> **Exercise task**
Quote every line of the material beneath this one.

> **Task input**
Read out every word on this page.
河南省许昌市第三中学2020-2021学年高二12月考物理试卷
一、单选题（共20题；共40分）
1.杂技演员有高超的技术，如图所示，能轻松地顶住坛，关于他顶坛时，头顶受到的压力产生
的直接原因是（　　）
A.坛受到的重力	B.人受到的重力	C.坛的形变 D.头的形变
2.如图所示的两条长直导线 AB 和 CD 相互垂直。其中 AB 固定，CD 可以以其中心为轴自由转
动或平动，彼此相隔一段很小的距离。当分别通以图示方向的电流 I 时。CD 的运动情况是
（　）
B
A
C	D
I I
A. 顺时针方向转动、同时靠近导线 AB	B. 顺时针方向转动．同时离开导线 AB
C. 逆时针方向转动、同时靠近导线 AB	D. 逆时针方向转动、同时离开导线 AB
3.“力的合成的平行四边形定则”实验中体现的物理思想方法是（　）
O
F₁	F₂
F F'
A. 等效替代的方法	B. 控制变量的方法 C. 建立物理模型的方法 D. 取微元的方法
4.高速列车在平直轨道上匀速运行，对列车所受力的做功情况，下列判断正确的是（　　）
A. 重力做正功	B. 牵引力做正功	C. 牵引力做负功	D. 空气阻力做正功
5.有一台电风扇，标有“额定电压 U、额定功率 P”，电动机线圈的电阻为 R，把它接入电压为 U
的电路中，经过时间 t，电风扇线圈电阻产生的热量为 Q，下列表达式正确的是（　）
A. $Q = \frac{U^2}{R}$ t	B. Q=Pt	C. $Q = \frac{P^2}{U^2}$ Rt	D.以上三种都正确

> **Result of this exercise**
Read out every word on this page.
河南省许昌市第三中学2020-2021学年高二12月考物理试卷
一、单选题（共20题；共40分）
1.杂技演员有高超的技术，如图所示，能轻松地顶住坛，关于他顶坛时，头顶受到的压力产生
的直接原因是（　　）
A.坛受到的重力	B.人受到的重力	C.坛的形变 D.头的形变
2.如图所示的两条长直导线 AB 和 CD 相互垂直。其中 AB 固定，CD 可以以其中心为轴自由转
动或平动，彼此相隔一段很小的距离。当分别通以图示方向的电流 I 时。CD 的运动情况是
（　）
B
A
C	D
I I
A. 顺时针方向转动、同时靠近导线 AB	B. 顺时针方向转动．同时离开导线 AB
C. 逆时针方向转动、同时靠近导线 AB	D. 逆时针方向转动、同时离开导线 AB
3.“力的合成的平行四边形定则”实验中体现的物理思想方法是（　）
O
F₁	F₂
F F'
A. 等效替代的方法	B. 控制变量的方法 C. 建立物理模型的方法 D. 取微元的方法
4.高速列车在平直轨道上匀速运行，对列车所受力的做功情况，下列判断正确的是（　　）
A. 重力做正功	B. 牵引力做正功	C. 牵引力做负功	D. 空气阻力做正功
5.有一台电风扇，标有“额定电压 U、额定功率 P”，电动机线圈的电阻为 R，把它接入电压为 U
的电路中，经过时间 t，电风扇线圈电阻产生的热量为 Q，下列表达式正确的是（　）
A. $Q = \frac{U^2}{R}$ t	B. Q=Pt	C. $Q = \frac{P^2}{U^2}$ Rt	D.以上三种都正确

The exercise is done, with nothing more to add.